Problem: From the entries below, copy out every line with "JSON" in it.

** Begin Record list **

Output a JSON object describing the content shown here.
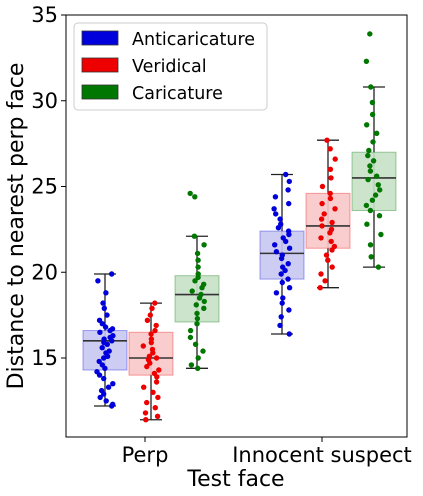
{
  "chart_data": {
    "type": "box",
    "xlabel": "Test face",
    "ylabel": "Distance to nearest perp face",
    "categories": [
      "Perp",
      "Innocent suspect"
    ],
    "ylim": [
      10,
      35
    ],
    "yticks": [
      15,
      20,
      25,
      30,
      35
    ],
    "grid": false,
    "legend_position": "top-left",
    "series": [
      {
        "name": "Anticaricature",
        "color": "#0000dd",
        "box_fill": "#c8c8f2",
        "stats": [
          {
            "min": 12.2,
            "q1": 14.3,
            "median": 16.0,
            "q3": 16.6,
            "max": 19.9
          },
          {
            "min": 16.4,
            "q1": 19.6,
            "median": 21.1,
            "q3": 22.4,
            "max": 25.7
          }
        ],
        "points": [
          [
            19.9,
            19.5,
            18.8,
            18.2,
            17.9,
            17.5,
            17.2,
            17.0,
            16.8,
            16.7,
            16.6,
            16.5,
            16.3,
            16.2,
            16.1,
            16.0,
            15.9,
            15.8,
            15.6,
            15.4,
            15.3,
            15.1,
            15.0,
            14.8,
            14.6,
            14.4,
            14.2,
            14.0,
            13.8,
            13.5,
            13.3,
            13.1,
            12.9,
            12.7,
            12.5,
            12.3,
            12.2
          ],
          [
            25.7,
            25.3,
            24.8,
            24.4,
            24.0,
            23.7,
            23.4,
            23.1,
            22.8,
            22.6,
            22.4,
            22.2,
            22.0,
            21.8,
            21.6,
            21.4,
            21.2,
            21.0,
            20.8,
            20.5,
            20.3,
            20.1,
            19.9,
            19.6,
            19.4,
            19.1,
            18.8,
            18.5,
            18.2,
            17.8,
            17.4,
            16.9,
            16.4
          ]
        ]
      },
      {
        "name": "Veridical",
        "color": "#ee0000",
        "box_fill": "#f8c8c8",
        "stats": [
          {
            "min": 11.4,
            "q1": 14.0,
            "median": 15.0,
            "q3": 16.5,
            "max": 18.2
          },
          {
            "min": 19.1,
            "q1": 21.4,
            "median": 22.7,
            "q3": 24.6,
            "max": 27.7
          }
        ],
        "points": [
          [
            18.2,
            17.9,
            17.5,
            17.2,
            16.9,
            16.6,
            16.4,
            16.1,
            15.9,
            15.7,
            15.5,
            15.3,
            15.1,
            15.0,
            14.9,
            14.7,
            14.5,
            14.3,
            14.1,
            13.9,
            13.6,
            13.3,
            13.0,
            12.7,
            12.4,
            12.1,
            11.8,
            11.6,
            11.4
          ],
          [
            27.7,
            27.2,
            26.6,
            26.0,
            25.5,
            25.0,
            24.6,
            24.3,
            24.0,
            23.7,
            23.4,
            23.1,
            22.9,
            22.7,
            22.5,
            22.3,
            22.0,
            21.8,
            21.5,
            21.3,
            21.0,
            20.7,
            20.3,
            19.9,
            19.5,
            19.1
          ]
        ]
      },
      {
        "name": "Caricature",
        "color": "#007700",
        "box_fill": "#c6e0c6",
        "stats": [
          {
            "min": 14.4,
            "q1": 17.1,
            "median": 18.7,
            "q3": 19.8,
            "max": 22.1
          },
          {
            "min": 20.3,
            "q1": 23.6,
            "median": 25.5,
            "q3": 27.0,
            "max": 30.8
          }
        ],
        "points": [
          [
            24.6,
            24.4,
            22.1,
            21.6,
            21.1,
            20.7,
            20.3,
            19.9,
            19.7,
            19.5,
            19.3,
            19.1,
            18.9,
            18.7,
            18.5,
            18.3,
            18.1,
            17.9,
            17.6,
            17.3,
            17.0,
            16.6,
            16.2,
            15.8,
            15.4,
            15.0,
            14.6,
            14.4
          ],
          [
            33.9,
            32.3,
            30.8,
            29.9,
            29.2,
            28.6,
            28.1,
            27.6,
            27.1,
            26.8,
            26.5,
            26.2,
            25.9,
            25.6,
            25.4,
            25.1,
            24.8,
            24.5,
            24.2,
            23.9,
            23.6,
            23.3,
            22.8,
            22.2,
            21.6,
            20.9,
            20.3
          ]
        ]
      }
    ]
  }
}
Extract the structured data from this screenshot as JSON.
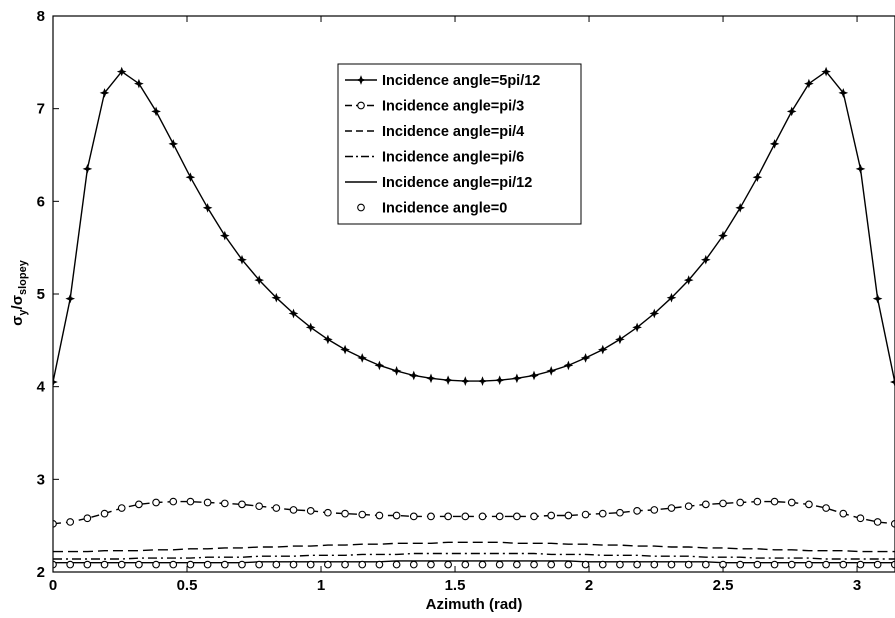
{
  "chart_data": {
    "type": "line",
    "xlabel": "Azimuth (rad)",
    "ylabel_main": "σ",
    "ylabel_main_sub": "y",
    "ylabel_sep": "/σ",
    "ylabel_denom_sub": "slopey",
    "xlim": [
      0,
      3.1416
    ],
    "ylim": [
      2,
      8
    ],
    "x_ticks": [
      0,
      0.5,
      1,
      1.5,
      2,
      2.5,
      3
    ],
    "x_tick_labels": [
      "0",
      "0.5",
      "1",
      "1.5",
      "2",
      "2.5",
      "3"
    ],
    "y_ticks": [
      2,
      3,
      4,
      5,
      6,
      7,
      8
    ],
    "y_tick_labels": [
      "2",
      "3",
      "4",
      "5",
      "6",
      "7",
      "8"
    ],
    "grid": false,
    "legend_position": "top-center",
    "x": [
      0,
      0.0641,
      0.1282,
      0.1923,
      0.2564,
      0.3205,
      0.3846,
      0.4487,
      0.5128,
      0.5769,
      0.641,
      0.7051,
      0.7692,
      0.8333,
      0.8974,
      0.9615,
      1.0256,
      1.0897,
      1.1538,
      1.2179,
      1.282,
      1.3461,
      1.4102,
      1.4743,
      1.5384,
      1.6025,
      1.6666,
      1.7307,
      1.7948,
      1.8589,
      1.923,
      1.9871,
      2.0512,
      2.1153,
      2.1794,
      2.2435,
      2.3076,
      2.3717,
      2.4358,
      2.4999,
      2.564,
      2.6281,
      2.6922,
      2.7563,
      2.8204,
      2.8845,
      2.9486,
      3.0127,
      3.0768,
      3.1409
    ],
    "series": [
      {
        "name": "Incidence angle=5pi/12",
        "style": "solid-star",
        "values": [
          4.05,
          4.95,
          6.35,
          7.17,
          7.4,
          7.27,
          6.97,
          6.62,
          6.26,
          5.93,
          5.63,
          5.37,
          5.15,
          4.96,
          4.79,
          4.64,
          4.51,
          4.4,
          4.31,
          4.23,
          4.17,
          4.12,
          4.09,
          4.07,
          4.06,
          4.06,
          4.07,
          4.09,
          4.12,
          4.17,
          4.23,
          4.31,
          4.4,
          4.51,
          4.64,
          4.79,
          4.96,
          5.15,
          5.37,
          5.63,
          5.93,
          6.26,
          6.62,
          6.97,
          7.27,
          7.4,
          7.17,
          6.35,
          4.95,
          4.05
        ]
      },
      {
        "name": "Incidence angle=pi/3",
        "style": "dashed-circle",
        "values": [
          2.52,
          2.54,
          2.58,
          2.63,
          2.69,
          2.73,
          2.75,
          2.76,
          2.76,
          2.75,
          2.74,
          2.73,
          2.71,
          2.69,
          2.67,
          2.66,
          2.64,
          2.63,
          2.62,
          2.61,
          2.61,
          2.6,
          2.6,
          2.6,
          2.6,
          2.6,
          2.6,
          2.6,
          2.6,
          2.61,
          2.61,
          2.62,
          2.63,
          2.64,
          2.66,
          2.67,
          2.69,
          2.71,
          2.73,
          2.74,
          2.75,
          2.76,
          2.76,
          2.75,
          2.73,
          2.69,
          2.63,
          2.58,
          2.54,
          2.52
        ]
      },
      {
        "name": "Incidence angle=pi/4",
        "style": "dashed",
        "values": [
          2.22,
          2.22,
          2.22,
          2.23,
          2.23,
          2.23,
          2.24,
          2.24,
          2.25,
          2.25,
          2.26,
          2.26,
          2.27,
          2.27,
          2.28,
          2.28,
          2.29,
          2.29,
          2.3,
          2.3,
          2.31,
          2.31,
          2.31,
          2.32,
          2.32,
          2.32,
          2.32,
          2.31,
          2.31,
          2.31,
          2.3,
          2.3,
          2.29,
          2.29,
          2.28,
          2.28,
          2.27,
          2.27,
          2.26,
          2.26,
          2.25,
          2.25,
          2.24,
          2.24,
          2.23,
          2.23,
          2.23,
          2.22,
          2.22,
          2.22
        ]
      },
      {
        "name": "Incidence angle=pi/6",
        "style": "dash-dot",
        "values": [
          2.14,
          2.14,
          2.14,
          2.14,
          2.14,
          2.15,
          2.15,
          2.15,
          2.15,
          2.16,
          2.16,
          2.16,
          2.17,
          2.17,
          2.17,
          2.18,
          2.18,
          2.18,
          2.19,
          2.19,
          2.19,
          2.2,
          2.2,
          2.2,
          2.2,
          2.2,
          2.2,
          2.2,
          2.2,
          2.19,
          2.19,
          2.19,
          2.18,
          2.18,
          2.18,
          2.17,
          2.17,
          2.17,
          2.16,
          2.16,
          2.16,
          2.15,
          2.15,
          2.15,
          2.15,
          2.14,
          2.14,
          2.14,
          2.14,
          2.14
        ]
      },
      {
        "name": "Incidence angle=pi/12",
        "style": "solid",
        "values": [
          2.1,
          2.1,
          2.1,
          2.1,
          2.1,
          2.1,
          2.1,
          2.1,
          2.1,
          2.1,
          2.1,
          2.1,
          2.11,
          2.11,
          2.11,
          2.11,
          2.11,
          2.11,
          2.11,
          2.11,
          2.12,
          2.12,
          2.12,
          2.12,
          2.12,
          2.12,
          2.12,
          2.12,
          2.12,
          2.12,
          2.12,
          2.11,
          2.11,
          2.11,
          2.11,
          2.11,
          2.11,
          2.11,
          2.11,
          2.1,
          2.1,
          2.1,
          2.1,
          2.1,
          2.1,
          2.1,
          2.1,
          2.1,
          2.1,
          2.1
        ]
      },
      {
        "name": "Incidence angle=0",
        "style": "circle",
        "values": [
          2.08,
          2.08,
          2.08,
          2.08,
          2.08,
          2.08,
          2.08,
          2.08,
          2.08,
          2.08,
          2.08,
          2.08,
          2.08,
          2.08,
          2.08,
          2.08,
          2.08,
          2.08,
          2.08,
          2.08,
          2.08,
          2.08,
          2.08,
          2.08,
          2.08,
          2.08,
          2.08,
          2.08,
          2.08,
          2.08,
          2.08,
          2.08,
          2.08,
          2.08,
          2.08,
          2.08,
          2.08,
          2.08,
          2.08,
          2.08,
          2.08,
          2.08,
          2.08,
          2.08,
          2.08,
          2.08,
          2.08,
          2.08,
          2.08,
          2.08
        ]
      }
    ]
  }
}
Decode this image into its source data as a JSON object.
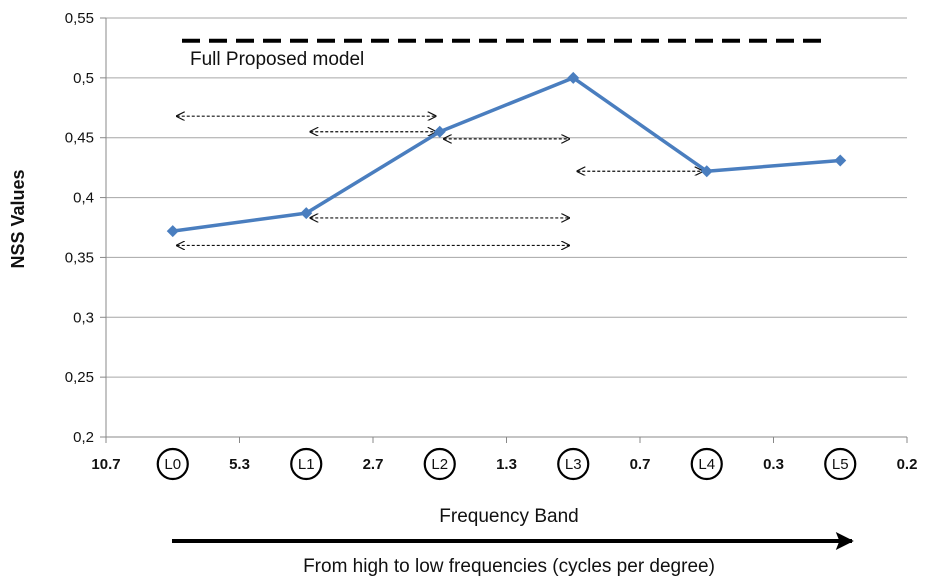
{
  "chart_data": {
    "type": "line",
    "ylabel": "NSS Values",
    "xlabel": "Frequency Band",
    "subcaption": "From high to low frequencies (cycles per degree)",
    "ylim": [
      0.2,
      0.55
    ],
    "yticks": [
      0.2,
      0.25,
      0.3,
      0.35,
      0.4,
      0.45,
      0.5,
      0.55
    ],
    "ytick_labels": [
      "0,2",
      "0,25",
      "0,3",
      "0,35",
      "0,4",
      "0,45",
      "0,5",
      "0,55"
    ],
    "grid": true,
    "edge_ticks": [
      "10.7",
      "5.3",
      "2.7",
      "1.3",
      "0.7",
      "0.3",
      "0.2"
    ],
    "categories": [
      "L0",
      "L1",
      "L2",
      "L3",
      "L4",
      "L5"
    ],
    "series": [
      {
        "values": [
          0.372,
          0.387,
          0.455,
          0.5,
          0.422,
          0.431
        ],
        "color": "#4a7ebf"
      }
    ],
    "reference_line": {
      "label": "Full Proposed model",
      "value": 0.531,
      "style": "dashed",
      "color": "#000000"
    },
    "comparison_arrows": [
      {
        "from": "L0",
        "to": "L2",
        "y": 0.468
      },
      {
        "from": "L1",
        "to": "L2",
        "y": 0.455
      },
      {
        "from": "L2",
        "to": "L3",
        "y": 0.449
      },
      {
        "from": "L3",
        "to": "L4",
        "y": 0.422
      },
      {
        "from": "L1",
        "to": "L3",
        "y": 0.383
      },
      {
        "from": "L0",
        "to": "L3",
        "y": 0.36
      }
    ]
  }
}
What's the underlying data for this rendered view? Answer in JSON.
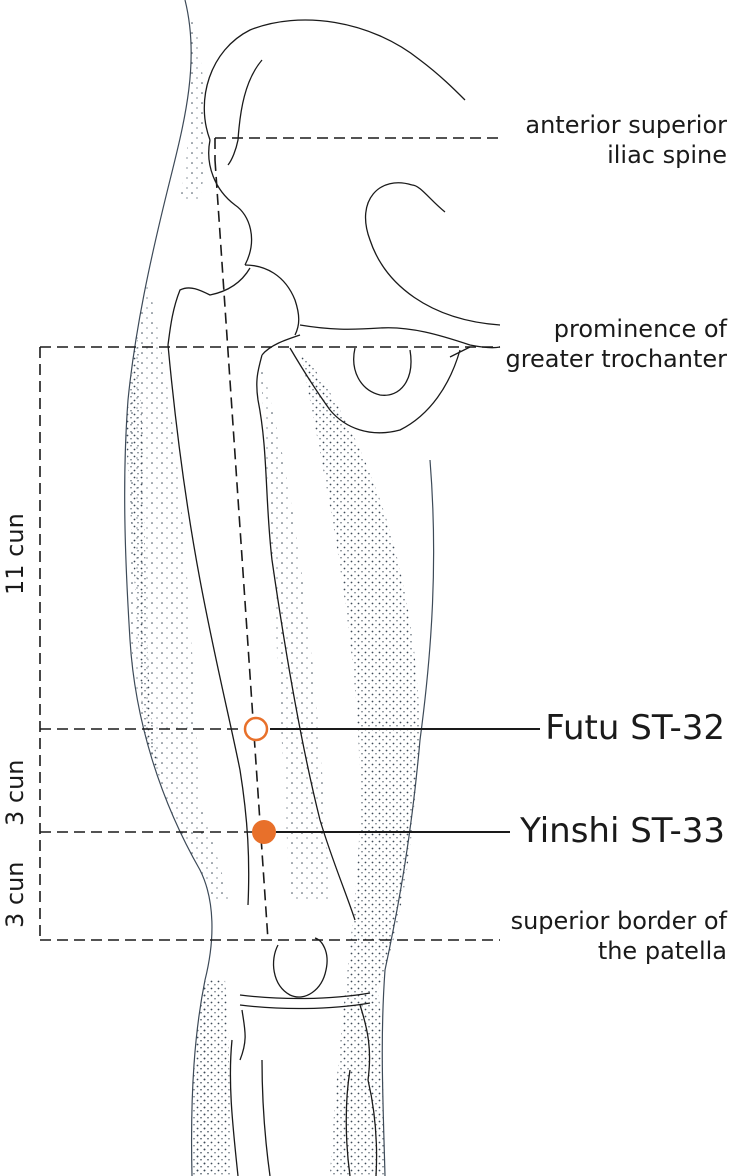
{
  "landmarks": {
    "asis": {
      "line1": "anterior superior",
      "line2": "iliac spine"
    },
    "trochanter": {
      "line1": "prominence of",
      "line2": "greater trochanter"
    },
    "patella": {
      "line1": "superior border of",
      "line2": "the patella"
    }
  },
  "points": {
    "futu": {
      "label": "Futu ST-32",
      "marker": "hollow-circle"
    },
    "yinshi": {
      "label": "Yinshi ST-33",
      "marker": "filled-circle"
    }
  },
  "measurements": {
    "upper": "11 cun",
    "middle": "3 cun",
    "lower": "3 cun"
  },
  "colors": {
    "accent": "#e8702a",
    "stipple": "#3d4a58",
    "line": "#1a1a1a"
  }
}
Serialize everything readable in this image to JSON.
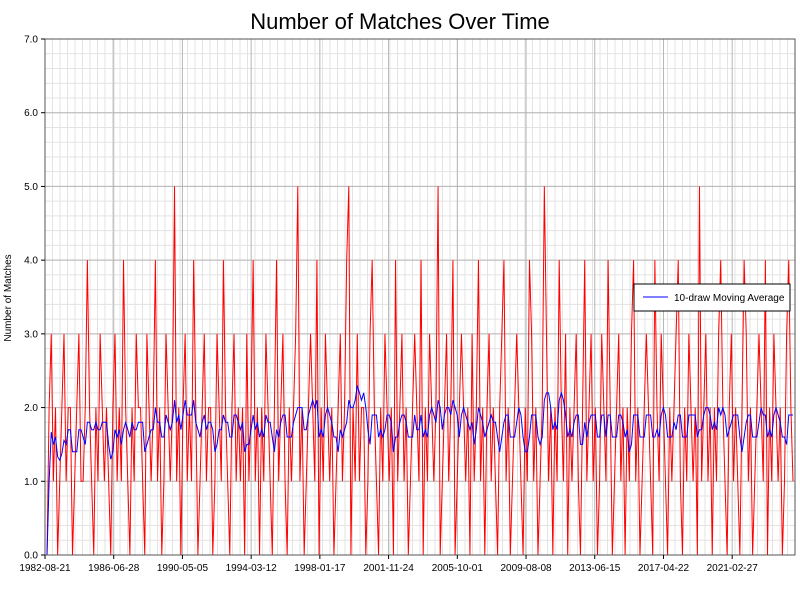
{
  "chart_data": {
    "type": "line",
    "title": "Number of Matches Over Time",
    "xlabel": "",
    "ylabel": "Number of Matches",
    "ylim": [
      0,
      7
    ],
    "xlim": [
      "1982-08-21",
      "2024-09-05"
    ],
    "yticks": [
      "0.0",
      "1.0",
      "2.0",
      "3.0",
      "4.0",
      "5.0",
      "6.0",
      "7.0"
    ],
    "xticks": [
      "1982-08-21",
      "1986-06-28",
      "1990-05-05",
      "1994-03-12",
      "1998-01-17",
      "2001-11-24",
      "2005-10-01",
      "2009-08-08",
      "2013-06-15",
      "2017-04-22",
      "2021-02-27"
    ],
    "grid": true,
    "legend_position": "right",
    "series": [
      {
        "name": "",
        "color": "#ff0000",
        "kind": "per-draw match counts",
        "values": [
          0,
          2,
          3,
          1,
          2,
          0,
          1,
          2,
          3,
          1,
          2,
          2,
          0,
          1,
          2,
          3,
          1,
          1,
          2,
          4,
          2,
          1,
          0,
          2,
          1,
          3,
          2,
          1,
          2,
          1,
          0,
          2,
          3,
          1,
          2,
          1,
          4,
          2,
          1,
          0,
          2,
          1,
          3,
          2,
          2,
          1,
          0,
          3,
          2,
          1,
          2,
          4,
          1,
          2,
          0,
          1,
          3,
          2,
          1,
          2,
          5,
          1,
          2,
          0,
          2,
          3,
          1,
          2,
          1,
          4,
          2,
          0,
          1,
          2,
          3,
          1,
          2,
          2,
          0,
          1,
          3,
          2,
          1,
          4,
          2,
          1,
          0,
          2,
          3,
          1,
          2,
          1,
          2,
          0,
          3,
          1,
          2,
          4,
          1,
          2,
          0,
          2,
          1,
          3,
          2,
          1,
          0,
          2,
          4,
          1,
          2,
          3,
          1,
          0,
          2,
          1,
          2,
          3,
          5,
          1,
          2,
          0,
          1,
          2,
          3,
          2,
          1,
          4,
          0,
          2,
          1,
          3,
          2,
          1,
          2,
          0,
          1,
          2,
          3,
          1,
          2,
          4,
          5,
          0,
          2,
          1,
          3,
          1,
          2,
          2,
          0,
          1,
          3,
          4,
          2,
          1,
          0,
          2,
          1,
          3,
          2,
          1,
          2,
          0,
          4,
          1,
          2,
          3,
          1,
          2,
          0,
          1,
          2,
          3,
          2,
          1,
          4,
          0,
          2,
          1,
          3,
          2,
          1,
          2,
          5,
          0,
          1,
          2,
          3,
          1,
          2,
          4,
          0,
          1,
          2,
          3,
          2,
          1,
          2,
          0,
          3,
          1,
          2,
          4,
          1,
          2,
          0,
          2,
          3,
          1,
          2,
          1,
          0,
          2,
          3,
          4,
          1,
          2,
          0,
          1,
          2,
          3,
          2,
          1,
          0,
          2,
          1,
          4,
          3,
          1,
          2,
          0,
          1,
          2,
          5,
          3,
          1,
          2,
          0,
          2,
          1,
          4,
          2,
          1,
          3,
          0,
          2,
          1,
          2,
          3,
          1,
          0,
          2,
          4,
          1,
          2,
          3,
          1,
          2,
          0,
          1,
          3,
          2,
          1,
          4,
          2,
          0,
          1,
          2,
          3,
          1,
          2,
          0,
          2,
          1,
          3,
          4,
          1,
          2,
          0,
          1,
          2,
          3,
          2,
          1,
          0,
          4,
          2,
          1,
          3,
          2,
          1,
          0,
          2,
          1,
          2,
          3,
          4,
          1,
          0,
          2,
          1,
          3,
          2,
          1,
          2,
          0,
          5,
          1,
          2,
          3,
          1,
          2,
          0,
          2,
          1,
          3,
          4,
          2,
          1,
          0,
          2,
          3,
          1,
          2,
          1,
          0,
          2,
          4,
          3,
          1,
          2,
          0,
          1,
          2,
          3,
          2,
          1,
          4,
          0,
          2,
          1,
          3,
          2,
          1,
          2,
          0,
          1,
          3,
          4,
          2,
          1
        ]
      },
      {
        "name": "10-draw Moving Average",
        "color": "#0000ff",
        "kind": "10-draw moving average"
      }
    ]
  }
}
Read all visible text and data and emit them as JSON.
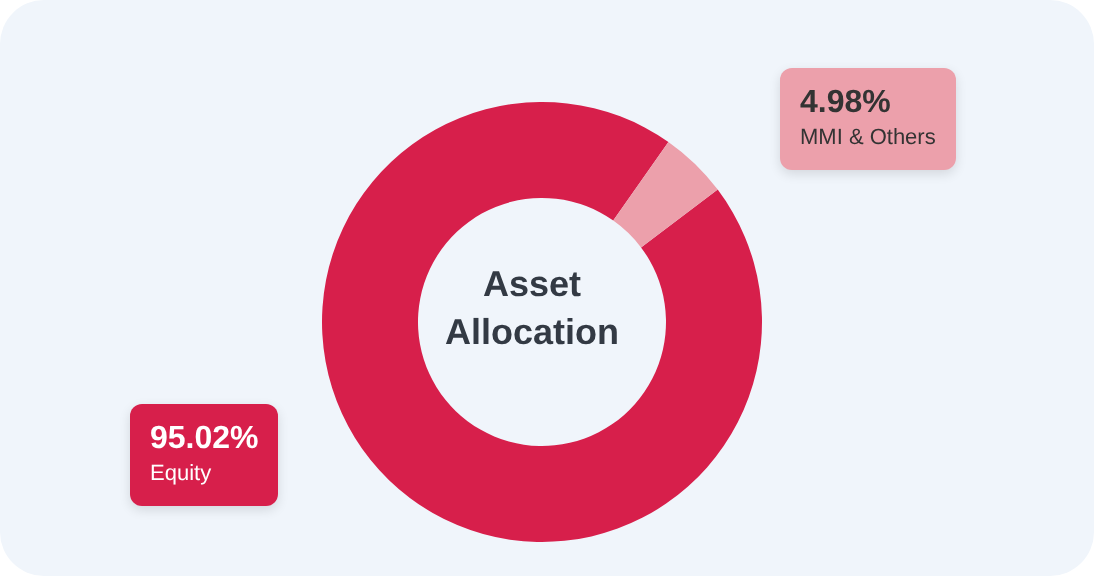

** End Record list **

Solution to this task:
Output a JSON object describing the content shown here.
Extract the structured data from this screenshot as JSON.
Decode this image into its source data as a JSON object.
What's the underlying data for this rendered view? Answer in JSON.
Serialize everything readable in this image to JSON.
Read all visible text and data and emit them as JSON.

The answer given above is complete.